[What you have to do]
Transcribe each line of the material as it is, and drop any picture.

Dataset records on visual material:

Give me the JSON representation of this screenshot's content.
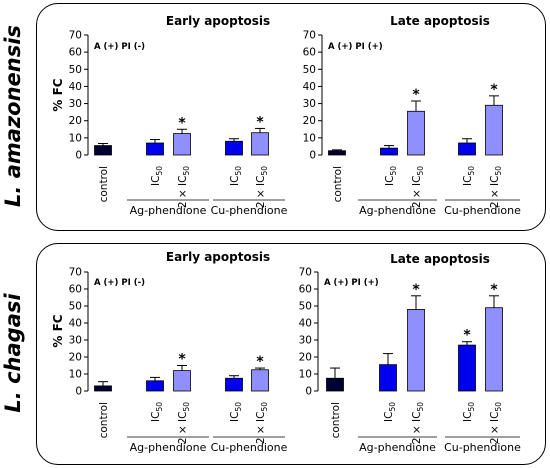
{
  "colors": {
    "control": "#000033",
    "ic50": "#0000ee",
    "ic50x2": "#8f8fff"
  },
  "species": [
    "L. amazonensis",
    "L. chagasi"
  ],
  "chart_data": [
    {
      "type": "bar",
      "title": "Early apoptosis",
      "corner_label": "A (+) PI (-)",
      "ylabel": "% FC",
      "ylim": [
        0,
        70
      ],
      "yticks": [
        "0",
        "10",
        "20",
        "30",
        "40",
        "50",
        "60",
        "70"
      ],
      "categories": [
        "control",
        "IC50",
        "2 × IC50",
        "IC50",
        "2 × IC50"
      ],
      "values": [
        5.5,
        7,
        12.5,
        8,
        13
      ],
      "errors": [
        1.2,
        2,
        2.5,
        1.5,
        2.5
      ],
      "significant": [
        "",
        "",
        "*",
        "",
        "*"
      ],
      "groups": [
        "Ag-phendione",
        "Cu-phendione"
      ]
    },
    {
      "type": "bar",
      "title": "Late apoptosis",
      "corner_label": "A (+) PI (+)",
      "ylabel": "",
      "ylim": [
        0,
        70
      ],
      "yticks": [
        "0",
        "10",
        "20",
        "30",
        "40",
        "50",
        "60",
        "70"
      ],
      "categories": [
        "control",
        "IC50",
        "2 × IC50",
        "IC50",
        "2 × IC50"
      ],
      "values": [
        2.5,
        4,
        25.5,
        7,
        29
      ],
      "errors": [
        0.5,
        1.5,
        6,
        2.5,
        5.5
      ],
      "significant": [
        "",
        "",
        "*",
        "",
        "*"
      ],
      "groups": [
        "Ag-phendione",
        "Cu-phendione"
      ]
    },
    {
      "type": "bar",
      "title": "Early apoptosis",
      "corner_label": "A (+) PI (-)",
      "ylabel": "% FC",
      "ylim": [
        0,
        70
      ],
      "yticks": [
        "0",
        "10",
        "20",
        "30",
        "40",
        "50",
        "60",
        "70"
      ],
      "categories": [
        "control",
        "IC50",
        "2 × IC50",
        "IC50",
        "2 × IC50"
      ],
      "values": [
        3,
        6,
        12,
        7.5,
        12.5
      ],
      "errors": [
        2.5,
        2,
        3,
        1.5,
        1
      ],
      "significant": [
        "",
        "",
        "*",
        "",
        "*"
      ],
      "groups": [
        "Ag-phendione",
        "Cu-phendione"
      ]
    },
    {
      "type": "bar",
      "title": "Late apoptosis",
      "corner_label": "A (+) PI (+)",
      "ylabel": "",
      "ylim": [
        0,
        70
      ],
      "yticks": [
        "0",
        "10",
        "20",
        "30",
        "40",
        "50",
        "60",
        "70"
      ],
      "categories": [
        "control",
        "IC50",
        "2 × IC50",
        "IC50",
        "2 × IC50"
      ],
      "values": [
        7.5,
        15.5,
        48,
        27,
        49
      ],
      "errors": [
        6,
        6.5,
        8,
        2,
        7
      ],
      "significant": [
        "",
        "",
        "*",
        "*",
        "*"
      ],
      "groups": [
        "Ag-phendione",
        "Cu-phendione"
      ]
    }
  ]
}
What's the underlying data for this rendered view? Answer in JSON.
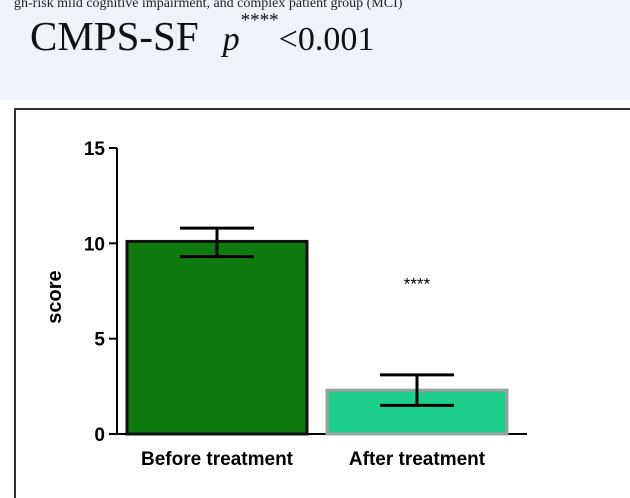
{
  "header": {
    "caption_fragment": "gh-risk mild cognitive impairment, and complex patient group (MCI)",
    "title": "CMPS-SF",
    "p_symbol": "p",
    "p_superscript": "****",
    "p_value_text": "<0.001"
  },
  "chart_data": {
    "type": "bar",
    "categories": [
      "Before treatment",
      "After treatment"
    ],
    "values": [
      10.1,
      2.3
    ],
    "error": [
      [
        9.3,
        10.8
      ],
      [
        1.5,
        3.1
      ]
    ],
    "bar_colors": [
      "#0e7a0e",
      "#1ccf8c"
    ],
    "bar_borders": [
      "#111111",
      "#a0a0a0"
    ],
    "annotations": [
      "",
      "****"
    ],
    "title": "",
    "xlabel": "",
    "ylabel": "score",
    "ylim": [
      0,
      15
    ],
    "yticks": [
      "0",
      "5",
      "10",
      "15"
    ],
    "grid": false
  }
}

[Problem solution]
Give me the JSON representation of this screenshot's content.
{
  "colors": {
    "control": "#000033",
    "ic50": "#0000ee",
    "ic50x2": "#8f8fff"
  },
  "species": [
    "L. amazonensis",
    "L. chagasi"
  ],
  "chart_data": [
    {
      "type": "bar",
      "title": "Early apoptosis",
      "corner_label": "A (+) PI (-)",
      "ylabel": "% FC",
      "ylim": [
        0,
        70
      ],
      "yticks": [
        "0",
        "10",
        "20",
        "30",
        "40",
        "50",
        "60",
        "70"
      ],
      "categories": [
        "control",
        "IC50",
        "2 × IC50",
        "IC50",
        "2 × IC50"
      ],
      "values": [
        5.5,
        7,
        12.5,
        8,
        13
      ],
      "errors": [
        1.2,
        2,
        2.5,
        1.5,
        2.5
      ],
      "significant": [
        "",
        "",
        "*",
        "",
        "*"
      ],
      "groups": [
        "Ag-phendione",
        "Cu-phendione"
      ]
    },
    {
      "type": "bar",
      "title": "Late apoptosis",
      "corner_label": "A (+) PI (+)",
      "ylabel": "",
      "ylim": [
        0,
        70
      ],
      "yticks": [
        "0",
        "10",
        "20",
        "30",
        "40",
        "50",
        "60",
        "70"
      ],
      "categories": [
        "control",
        "IC50",
        "2 × IC50",
        "IC50",
        "2 × IC50"
      ],
      "values": [
        2.5,
        4,
        25.5,
        7,
        29
      ],
      "errors": [
        0.5,
        1.5,
        6,
        2.5,
        5.5
      ],
      "significant": [
        "",
        "",
        "*",
        "",
        "*"
      ],
      "groups": [
        "Ag-phendione",
        "Cu-phendione"
      ]
    },
    {
      "type": "bar",
      "title": "Early apoptosis",
      "corner_label": "A (+) PI (-)",
      "ylabel": "% FC",
      "ylim": [
        0,
        70
      ],
      "yticks": [
        "0",
        "10",
        "20",
        "30",
        "40",
        "50",
        "60",
        "70"
      ],
      "categories": [
        "control",
        "IC50",
        "2 × IC50",
        "IC50",
        "2 × IC50"
      ],
      "values": [
        3,
        6,
        12,
        7.5,
        12.5
      ],
      "errors": [
        2.5,
        2,
        3,
        1.5,
        1
      ],
      "significant": [
        "",
        "",
        "*",
        "",
        "*"
      ],
      "groups": [
        "Ag-phendione",
        "Cu-phendione"
      ]
    },
    {
      "type": "bar",
      "title": "Late apoptosis",
      "corner_label": "A (+) PI (+)",
      "ylabel": "",
      "ylim": [
        0,
        70
      ],
      "yticks": [
        "0",
        "10",
        "20",
        "30",
        "40",
        "50",
        "60",
        "70"
      ],
      "categories": [
        "control",
        "IC50",
        "2 × IC50",
        "IC50",
        "2 × IC50"
      ],
      "values": [
        7.5,
        15.5,
        48,
        27,
        49
      ],
      "errors": [
        6,
        6.5,
        8,
        2,
        7
      ],
      "significant": [
        "",
        "",
        "*",
        "*",
        "*"
      ],
      "groups": [
        "Ag-phendione",
        "Cu-phendione"
      ]
    }
  ]
}
What's the underlying data for this rendered view? Answer in JSON.
{
  "header": {
    "caption_fragment": "gh-risk mild cognitive impairment, and complex patient group (MCI)",
    "title": "CMPS-SF",
    "p_symbol": "p",
    "p_superscript": "****",
    "p_value_text": "<0.001"
  },
  "chart_data": {
    "type": "bar",
    "categories": [
      "Before treatment",
      "After treatment"
    ],
    "values": [
      10.1,
      2.3
    ],
    "error": [
      [
        9.3,
        10.8
      ],
      [
        1.5,
        3.1
      ]
    ],
    "bar_colors": [
      "#0e7a0e",
      "#1ccf8c"
    ],
    "bar_borders": [
      "#111111",
      "#a0a0a0"
    ],
    "annotations": [
      "",
      "****"
    ],
    "title": "",
    "xlabel": "",
    "ylabel": "score",
    "ylim": [
      0,
      15
    ],
    "yticks": [
      "0",
      "5",
      "10",
      "15"
    ],
    "grid": false
  }
}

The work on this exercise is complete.